- _RECORDS SHOWN_:
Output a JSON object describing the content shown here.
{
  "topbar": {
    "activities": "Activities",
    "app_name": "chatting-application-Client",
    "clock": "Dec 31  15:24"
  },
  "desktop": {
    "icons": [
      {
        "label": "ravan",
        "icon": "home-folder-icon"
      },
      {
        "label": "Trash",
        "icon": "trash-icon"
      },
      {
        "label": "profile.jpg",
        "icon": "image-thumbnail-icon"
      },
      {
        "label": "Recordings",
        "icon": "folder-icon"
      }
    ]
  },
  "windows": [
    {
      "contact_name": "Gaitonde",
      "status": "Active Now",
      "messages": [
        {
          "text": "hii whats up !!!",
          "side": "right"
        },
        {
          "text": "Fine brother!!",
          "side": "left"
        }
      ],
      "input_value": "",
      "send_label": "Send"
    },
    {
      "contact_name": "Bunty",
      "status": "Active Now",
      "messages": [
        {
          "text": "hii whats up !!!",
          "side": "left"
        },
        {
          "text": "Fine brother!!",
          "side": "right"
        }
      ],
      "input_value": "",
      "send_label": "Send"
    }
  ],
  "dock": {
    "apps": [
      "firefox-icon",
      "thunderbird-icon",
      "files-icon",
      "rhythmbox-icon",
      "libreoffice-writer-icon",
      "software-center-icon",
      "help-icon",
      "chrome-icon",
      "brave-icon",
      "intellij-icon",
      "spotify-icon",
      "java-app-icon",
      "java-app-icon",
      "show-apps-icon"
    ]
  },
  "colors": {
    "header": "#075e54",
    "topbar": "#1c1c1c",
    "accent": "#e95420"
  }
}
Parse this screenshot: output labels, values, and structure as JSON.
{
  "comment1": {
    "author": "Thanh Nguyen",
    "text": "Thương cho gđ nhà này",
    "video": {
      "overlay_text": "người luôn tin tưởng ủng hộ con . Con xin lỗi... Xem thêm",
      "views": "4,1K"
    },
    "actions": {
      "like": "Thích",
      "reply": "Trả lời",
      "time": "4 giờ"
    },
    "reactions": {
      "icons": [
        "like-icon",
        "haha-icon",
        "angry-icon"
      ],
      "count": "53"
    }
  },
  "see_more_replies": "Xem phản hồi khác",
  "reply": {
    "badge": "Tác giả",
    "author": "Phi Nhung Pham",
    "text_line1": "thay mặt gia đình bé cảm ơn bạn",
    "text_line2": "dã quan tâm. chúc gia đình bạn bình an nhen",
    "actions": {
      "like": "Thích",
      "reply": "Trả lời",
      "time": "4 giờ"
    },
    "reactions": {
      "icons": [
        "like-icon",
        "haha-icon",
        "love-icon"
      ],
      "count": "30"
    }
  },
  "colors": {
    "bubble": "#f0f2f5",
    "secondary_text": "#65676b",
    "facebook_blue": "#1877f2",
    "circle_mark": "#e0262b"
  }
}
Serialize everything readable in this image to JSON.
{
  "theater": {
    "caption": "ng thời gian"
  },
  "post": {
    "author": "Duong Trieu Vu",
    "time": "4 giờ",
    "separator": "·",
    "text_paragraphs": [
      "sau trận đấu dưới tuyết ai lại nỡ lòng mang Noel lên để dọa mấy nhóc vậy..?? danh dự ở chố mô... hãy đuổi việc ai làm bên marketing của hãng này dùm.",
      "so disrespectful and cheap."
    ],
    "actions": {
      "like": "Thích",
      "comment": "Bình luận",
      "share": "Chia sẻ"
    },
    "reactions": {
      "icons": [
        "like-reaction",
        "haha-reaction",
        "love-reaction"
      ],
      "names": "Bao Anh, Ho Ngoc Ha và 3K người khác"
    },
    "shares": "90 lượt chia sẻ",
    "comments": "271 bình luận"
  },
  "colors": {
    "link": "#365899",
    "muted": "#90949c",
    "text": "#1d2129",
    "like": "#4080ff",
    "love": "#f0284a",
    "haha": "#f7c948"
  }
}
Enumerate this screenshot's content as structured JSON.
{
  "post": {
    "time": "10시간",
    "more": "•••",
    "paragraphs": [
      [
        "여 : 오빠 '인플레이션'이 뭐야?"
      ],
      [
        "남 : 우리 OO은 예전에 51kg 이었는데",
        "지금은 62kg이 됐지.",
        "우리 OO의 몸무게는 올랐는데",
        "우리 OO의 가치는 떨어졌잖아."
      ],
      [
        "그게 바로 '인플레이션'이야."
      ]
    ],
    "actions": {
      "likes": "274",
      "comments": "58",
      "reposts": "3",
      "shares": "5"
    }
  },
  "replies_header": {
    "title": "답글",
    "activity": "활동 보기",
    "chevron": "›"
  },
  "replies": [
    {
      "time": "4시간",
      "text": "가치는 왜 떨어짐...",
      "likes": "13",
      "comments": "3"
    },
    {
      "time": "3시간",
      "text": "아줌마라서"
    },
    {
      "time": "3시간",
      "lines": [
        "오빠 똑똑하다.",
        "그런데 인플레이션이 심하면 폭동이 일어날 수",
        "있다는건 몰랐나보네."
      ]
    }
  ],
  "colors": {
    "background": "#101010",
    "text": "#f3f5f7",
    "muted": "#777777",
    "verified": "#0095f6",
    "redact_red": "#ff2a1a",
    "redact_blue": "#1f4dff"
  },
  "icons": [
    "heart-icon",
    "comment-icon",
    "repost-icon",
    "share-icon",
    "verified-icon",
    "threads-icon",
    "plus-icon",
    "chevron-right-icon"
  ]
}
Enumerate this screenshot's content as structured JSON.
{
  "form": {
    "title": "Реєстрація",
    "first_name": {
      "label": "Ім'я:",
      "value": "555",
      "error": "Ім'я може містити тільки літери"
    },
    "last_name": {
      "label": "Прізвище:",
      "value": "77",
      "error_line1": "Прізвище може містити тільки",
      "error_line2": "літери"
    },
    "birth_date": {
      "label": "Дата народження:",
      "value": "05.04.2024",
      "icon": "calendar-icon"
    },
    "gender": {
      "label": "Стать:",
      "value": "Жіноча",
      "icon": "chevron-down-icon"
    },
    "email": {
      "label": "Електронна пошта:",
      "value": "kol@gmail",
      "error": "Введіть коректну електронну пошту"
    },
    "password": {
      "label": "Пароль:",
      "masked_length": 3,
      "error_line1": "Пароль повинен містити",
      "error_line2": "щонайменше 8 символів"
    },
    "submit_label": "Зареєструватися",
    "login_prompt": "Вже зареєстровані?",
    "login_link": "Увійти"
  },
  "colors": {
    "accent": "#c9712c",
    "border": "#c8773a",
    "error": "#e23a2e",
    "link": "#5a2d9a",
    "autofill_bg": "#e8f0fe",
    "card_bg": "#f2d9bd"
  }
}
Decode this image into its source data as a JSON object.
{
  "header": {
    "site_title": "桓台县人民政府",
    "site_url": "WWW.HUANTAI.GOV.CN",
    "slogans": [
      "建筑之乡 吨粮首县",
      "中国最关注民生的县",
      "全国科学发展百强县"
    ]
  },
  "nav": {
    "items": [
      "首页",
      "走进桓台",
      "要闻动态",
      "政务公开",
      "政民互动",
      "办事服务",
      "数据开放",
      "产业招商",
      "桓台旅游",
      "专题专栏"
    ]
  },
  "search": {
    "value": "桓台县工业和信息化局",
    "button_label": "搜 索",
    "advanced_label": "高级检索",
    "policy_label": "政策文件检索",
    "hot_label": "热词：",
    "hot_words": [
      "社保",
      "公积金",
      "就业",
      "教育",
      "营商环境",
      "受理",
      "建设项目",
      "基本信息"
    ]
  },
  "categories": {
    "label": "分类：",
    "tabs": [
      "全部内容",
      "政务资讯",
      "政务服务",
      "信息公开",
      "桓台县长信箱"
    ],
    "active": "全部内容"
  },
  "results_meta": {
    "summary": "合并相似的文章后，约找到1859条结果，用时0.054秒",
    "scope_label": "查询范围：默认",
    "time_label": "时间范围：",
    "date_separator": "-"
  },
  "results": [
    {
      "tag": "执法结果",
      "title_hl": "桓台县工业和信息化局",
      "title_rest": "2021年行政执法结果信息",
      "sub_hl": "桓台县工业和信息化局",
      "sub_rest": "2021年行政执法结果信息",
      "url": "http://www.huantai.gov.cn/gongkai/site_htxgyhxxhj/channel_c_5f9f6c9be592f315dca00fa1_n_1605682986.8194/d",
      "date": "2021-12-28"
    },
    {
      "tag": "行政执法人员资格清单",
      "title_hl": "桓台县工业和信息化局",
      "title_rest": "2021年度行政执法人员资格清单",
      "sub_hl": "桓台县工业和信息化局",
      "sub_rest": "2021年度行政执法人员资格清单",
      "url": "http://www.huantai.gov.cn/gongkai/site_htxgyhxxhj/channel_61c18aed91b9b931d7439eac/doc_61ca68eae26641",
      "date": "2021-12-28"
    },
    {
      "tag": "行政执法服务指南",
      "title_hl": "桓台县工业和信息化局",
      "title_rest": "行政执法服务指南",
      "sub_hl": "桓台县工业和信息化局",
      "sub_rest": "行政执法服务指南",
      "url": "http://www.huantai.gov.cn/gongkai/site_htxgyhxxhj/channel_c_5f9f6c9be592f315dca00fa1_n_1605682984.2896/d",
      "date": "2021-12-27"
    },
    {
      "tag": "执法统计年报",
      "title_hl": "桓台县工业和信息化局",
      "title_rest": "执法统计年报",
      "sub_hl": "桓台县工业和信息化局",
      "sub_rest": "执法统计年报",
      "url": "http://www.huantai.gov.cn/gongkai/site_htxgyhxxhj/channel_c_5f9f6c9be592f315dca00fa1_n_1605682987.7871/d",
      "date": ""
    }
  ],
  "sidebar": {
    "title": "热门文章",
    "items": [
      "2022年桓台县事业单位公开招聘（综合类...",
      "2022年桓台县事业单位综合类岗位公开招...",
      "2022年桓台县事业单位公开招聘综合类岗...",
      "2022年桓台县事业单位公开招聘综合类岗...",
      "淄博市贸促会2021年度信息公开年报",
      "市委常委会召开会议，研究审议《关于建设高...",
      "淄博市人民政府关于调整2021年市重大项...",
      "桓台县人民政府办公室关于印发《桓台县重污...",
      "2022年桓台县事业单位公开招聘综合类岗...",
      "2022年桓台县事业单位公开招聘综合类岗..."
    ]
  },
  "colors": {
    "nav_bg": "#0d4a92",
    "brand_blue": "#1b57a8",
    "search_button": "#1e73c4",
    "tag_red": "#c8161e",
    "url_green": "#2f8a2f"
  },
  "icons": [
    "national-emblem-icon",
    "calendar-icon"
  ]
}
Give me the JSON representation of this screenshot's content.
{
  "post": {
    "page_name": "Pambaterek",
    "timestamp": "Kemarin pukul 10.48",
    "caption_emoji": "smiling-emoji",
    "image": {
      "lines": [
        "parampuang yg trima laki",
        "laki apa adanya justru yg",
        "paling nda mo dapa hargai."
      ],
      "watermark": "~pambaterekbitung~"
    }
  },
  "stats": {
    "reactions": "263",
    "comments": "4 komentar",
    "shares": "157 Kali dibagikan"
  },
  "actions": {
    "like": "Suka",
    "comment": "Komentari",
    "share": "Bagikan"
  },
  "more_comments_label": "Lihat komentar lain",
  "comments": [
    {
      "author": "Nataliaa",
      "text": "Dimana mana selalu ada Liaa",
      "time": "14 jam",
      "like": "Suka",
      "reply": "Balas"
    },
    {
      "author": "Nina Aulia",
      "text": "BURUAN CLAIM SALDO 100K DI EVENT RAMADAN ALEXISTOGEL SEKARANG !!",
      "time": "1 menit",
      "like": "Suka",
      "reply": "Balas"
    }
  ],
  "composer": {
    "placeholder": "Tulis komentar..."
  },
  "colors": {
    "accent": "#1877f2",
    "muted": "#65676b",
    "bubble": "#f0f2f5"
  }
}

- _TASK STATEMENT_: In the entries above, find every line with the word "літери" and list it.

- _RESULT FOR THIS TASK_:
      "error": "Ім'я може містити тільки літери"
      "error_line2": "літери"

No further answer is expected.